Work to complete: Write out each line of the material again, word for word.
--------------------------------
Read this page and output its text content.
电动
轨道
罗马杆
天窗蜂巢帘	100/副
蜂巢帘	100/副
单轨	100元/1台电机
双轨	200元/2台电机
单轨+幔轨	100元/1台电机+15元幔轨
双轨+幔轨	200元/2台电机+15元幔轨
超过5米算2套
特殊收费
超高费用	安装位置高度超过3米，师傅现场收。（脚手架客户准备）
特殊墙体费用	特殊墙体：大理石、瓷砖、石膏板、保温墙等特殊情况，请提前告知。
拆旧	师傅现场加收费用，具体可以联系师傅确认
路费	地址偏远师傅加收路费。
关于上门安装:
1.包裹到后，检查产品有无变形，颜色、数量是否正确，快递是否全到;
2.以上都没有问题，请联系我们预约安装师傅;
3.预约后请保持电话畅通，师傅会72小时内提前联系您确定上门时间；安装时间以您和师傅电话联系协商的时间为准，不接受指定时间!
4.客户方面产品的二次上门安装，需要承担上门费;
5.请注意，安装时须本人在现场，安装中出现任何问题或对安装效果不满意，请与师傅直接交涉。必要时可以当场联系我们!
--------------------------------
Exercise output:
Read this page and output its text content.
电动
轨道
罗马杆
天窗蜂巢帘	100/副
蜂巢帘	100/副
单轨	100元/1台电机
双轨	200元/2台电机
单轨+幔轨	100元/1台电机+15元幔轨
双轨+幔轨	200元/2台电机+15元幔轨
超过5米算2套
特殊收费
超高费用	安装位置高度超过3米，师傅现场收。（脚手架客户准备）
特殊墙体费用	特殊墙体：大理石、瓷砖、石膏板、保温墙等特殊情况，请提前告知。
拆旧	师傅现场加收费用，具体可以联系师傅确认
路费	地址偏远师傅加收路费。
关于上门安装:
1.包裹到后，检查产品有无变形，颜色、数量是否正确，快递是否全到;
2.以上都没有问题，请联系我们预约安装师傅;
3.预约后请保持电话畅通，师傅会72小时内提前联系您确定上门时间；安装时间以您和师傅电话联系协商的时间为准，不接受指定时间!
4.客户方面产品的二次上门安装，需要承担上门费;
5.请注意，安装时须本人在现场，安装中出现任何问题或对安装效果不满意，请与师傅直接交涉。必要时可以当场联系我们!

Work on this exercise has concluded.